> Work to complete:
Starting at the line that contains "Transcribe the text in this document.", reproduce every line through the end of the entries below, with no pictures in the copy.

> Extracted data:
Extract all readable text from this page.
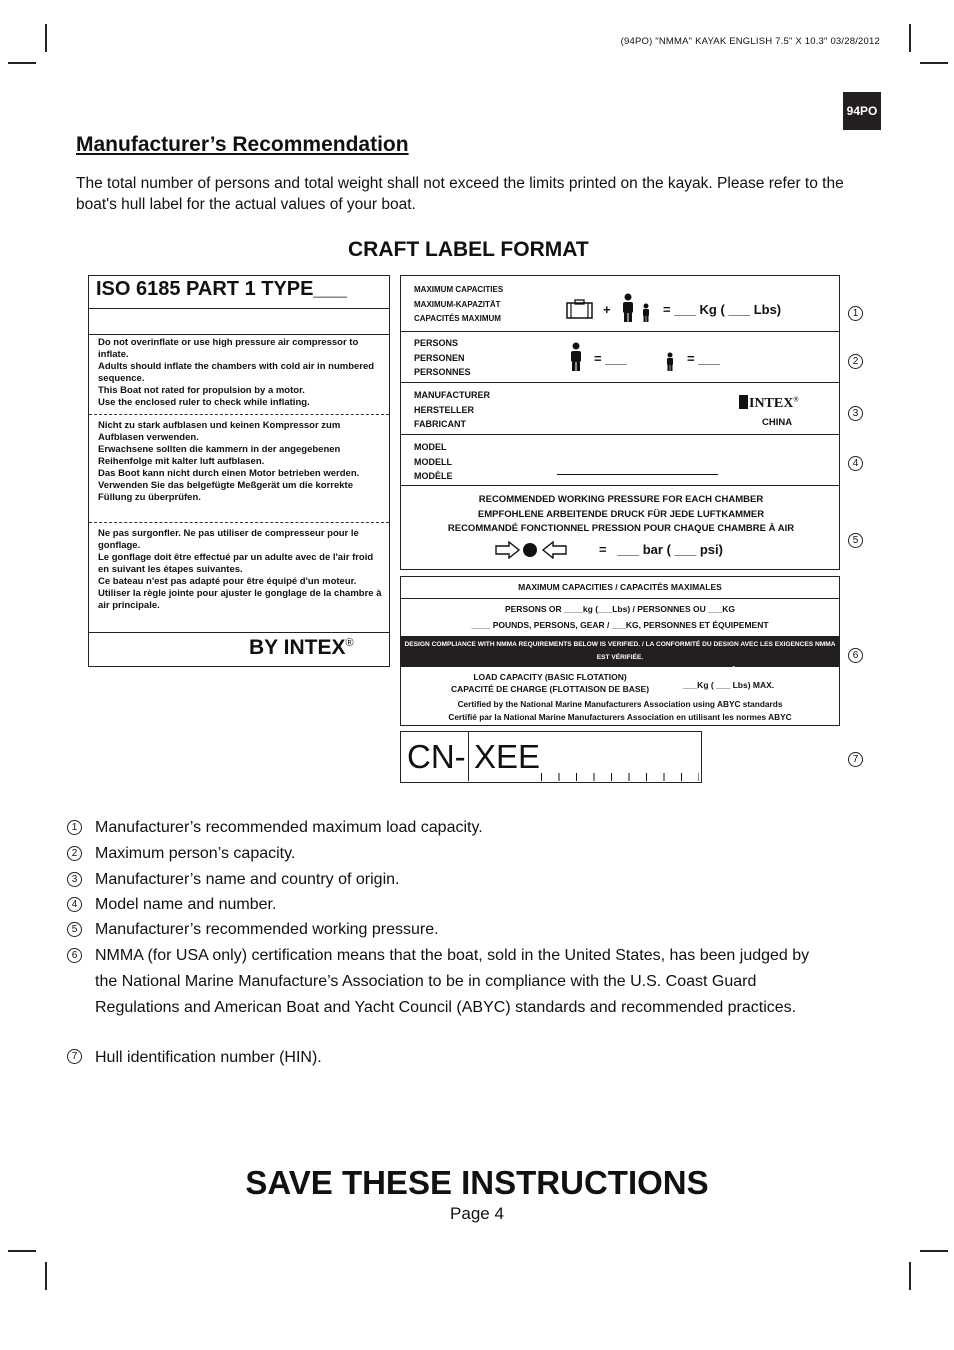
(94PO) "NMMA" KAYAK ENGLISH 7.5" X 10.3" 03/28/2012
94PO
Manufacturer’s Recommendation
The total number of persons and total weight shall not exceed the limits printed on the kayak. Please refer to the boat's hull label for the actual values of your boat.
CRAFT LABEL FORMAT
ISO 6185 PART 1 TYPE___
Do not overinflate or use high pressure air compressor to inflate.
Adults should inflate the chambers with cold air in numbered sequence.
This Boat not rated for propulsion by a motor.
Use the enclosed ruler to check while inflating.
Nicht zu stark aufblasen und keinen Kompressor zum Aufblasen verwenden.
Erwachsene sollten die kammern in der angegebenen Reihenfolge mit kalter luft aufblasen.
Das Boot kann nicht durch einen Motor betrieben werden.
Verwenden Sie das belgefügte Meßgerät um die korrekte Füllung zu überprüfen.
Ne pas surgonfler. Ne pas utiliser de compresseur pour le gonflage.
Le gonflage doit être effectué par un adulte avec de l'air froid en suivant les étapes suivantes.
Ce bateau n'est pas adapté pour être équipé d'un moteur.
Utiliser la règle jointe pour ajuster le gonglage de la chambre à air principale.
BY INTEX®
MAXIMUM CAPACITIES
MAXIMUM-KAPAZITÄT
CAPACITÉS MAXIMUM
+	= ___ Kg ( ___ Lbs)
PERSONS
PERSONEN
PERSONNES
= ___	= ___
MANUFACTURER
HERSTELLER
FABRICANT
INTEX®
CHINA
MODEL
MODELL
MODÈLE
RECOMMENDED WORKING PRESSURE FOR EACH CHAMBER
EMPFOHLENE ARBEITENDE DRUCK FÜR JEDE LUFTKAMMER
RECOMMANDÉ FONCTIONNEL PRESSION POUR CHAQUE CHAMBRE À AIR
=   ___ bar ( ___ psi)
MAXIMUM CAPACITIES / CAPACITÉS MAXIMALES
PERSONS OR ____kg (___Lbs) / PERSONNES OU ___KG
____ POUNDS, PERSONS, GEAR / ___KG, PERSONNES ET ÉQUIPEMENT
DESIGN COMPLIANCE WITH NMMA REQUIREMENTS BELOW IS VERIFIED. / LA CONFORMITÉ DU DESIGN AVEC LES EXIGENCES NMMA EST VÉRIFIÉE.
MFGR. RESPONSIBLE FOR PRODUCTION CONTROL / MFGR. RESPONSABLE DU CONTRÔLE PRODUCTION
LOAD CAPACITY (BASIC FLOTATION)
CAPACITÉ DE CHARGE (FLOTTAISON DE BASE)	___Kg ( ___ Lbs) MAX.
Certified by the National Marine Manufacturers Association using ABYC standards
Certifié par la National Marine Manufacturers Association en utilisant les normes ABYC
CN- XEE
1
2
3
4
5
6
7
1 Manufacturer’s recommended maximum load capacity.
2 Maximum person’s capacity.
3 Manufacturer’s name and country of origin.
4 Model name and number.
5 Manufacturer’s recommended working pressure.
6 NMMA (for USA only) certification means that the boat, sold in the United States, has been judged by the National Marine Manufacture’s Association to be in compliance with the U.S. Coast Guard Regulations and American Boat and Yacht Council (ABYC) standards and recommended practices.
7 Hull identification number (HIN).
SAVE THESE INSTRUCTIONS
Page 4
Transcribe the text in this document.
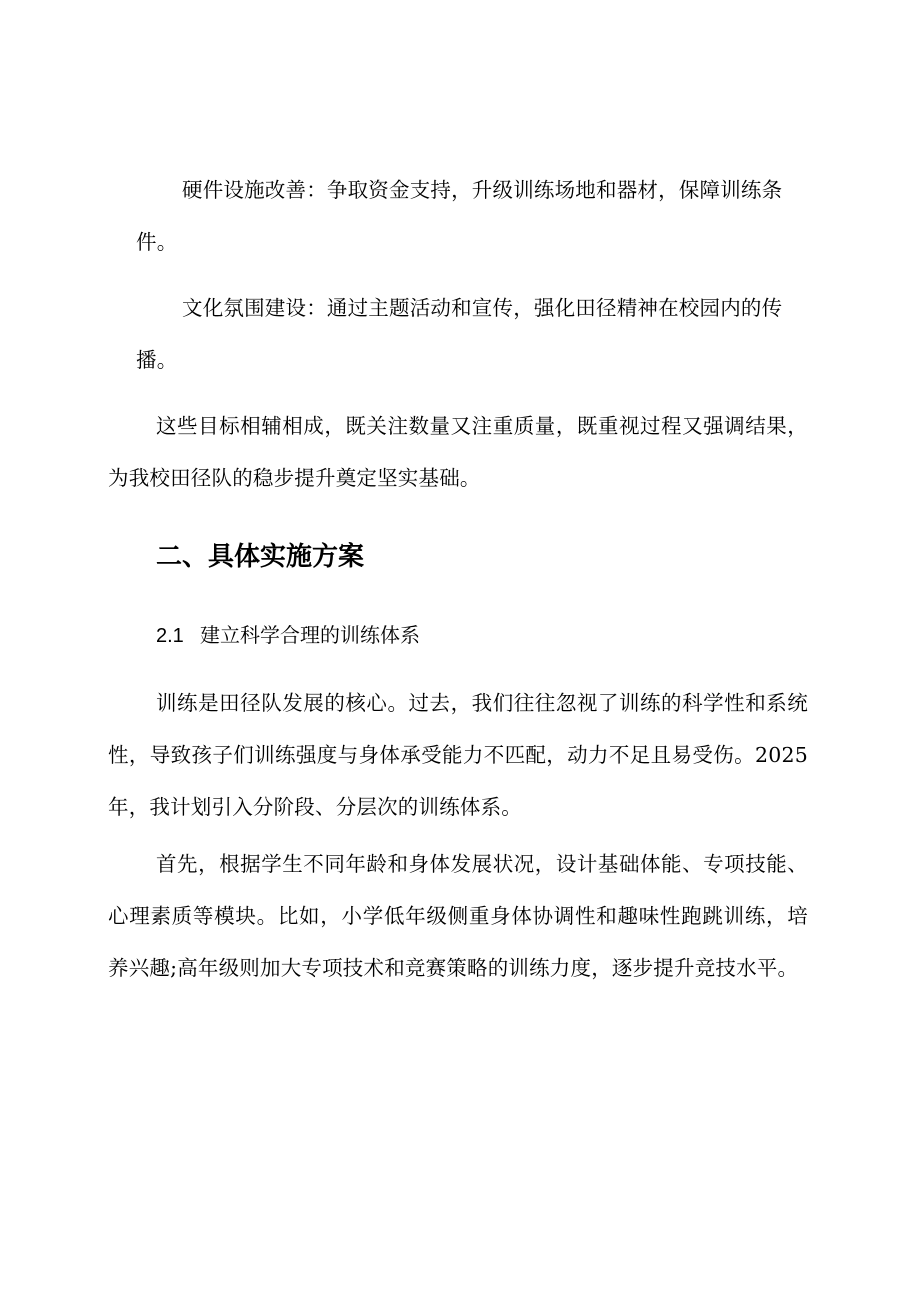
硬件设施改善：争取资金支持，升级训练场地和器材，保障训练条
件。

文化氛围建设：通过主题活动和宣传，强化田径精神在校园内的传
播。

这些目标相辅相成，既关注数量又注重质量，既重视过程又强调结果，为我校田径队的稳步提升奠定坚实基础。

二、具体实施方案

2.1 建立科学合理的训练体系

训练是田径队发展的核心。过去，我们往往忽视了训练的科学性和系统性，导致孩子们训练强度与身体承受能力不匹配，动力不足且易受伤。2025年，我计划引入分阶段、分层次的训练体系。

首先，根据学生不同年龄和身体发展状况，设计基础体能、专项技能、心理素质等模块。比如，小学低年级侧重身体协调性和趣味性跑跳训练，培养兴趣;高年级则加大专项技术和竞赛策略的训练力度，逐步提升竞技水平。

> Task answer:
Transcribe the text in this document.
硬件设施改善：争取资金支持，升级训练场地和器材，保障训练条
件。

文化氛围建设：通过主题活动和宣传，强化田径精神在校园内的传
播。

这些目标相辅相成，既关注数量又注重质量，既重视过程又强调结果，为我校田径队的稳步提升奠定坚实基础。

二、具体实施方案

2.1 建立科学合理的训练体系

训练是田径队发展的核心。过去，我们往往忽视了训练的科学性和系统性，导致孩子们训练强度与身体承受能力不匹配，动力不足且易受伤。2025年，我计划引入分阶段、分层次的训练体系。

首先，根据学生不同年龄和身体发展状况，设计基础体能、专项技能、心理素质等模块。比如，小学低年级侧重身体协调性和趣味性跑跳训练，培养兴趣;高年级则加大专项技术和竞赛策略的训练力度，逐步提升竞技水平。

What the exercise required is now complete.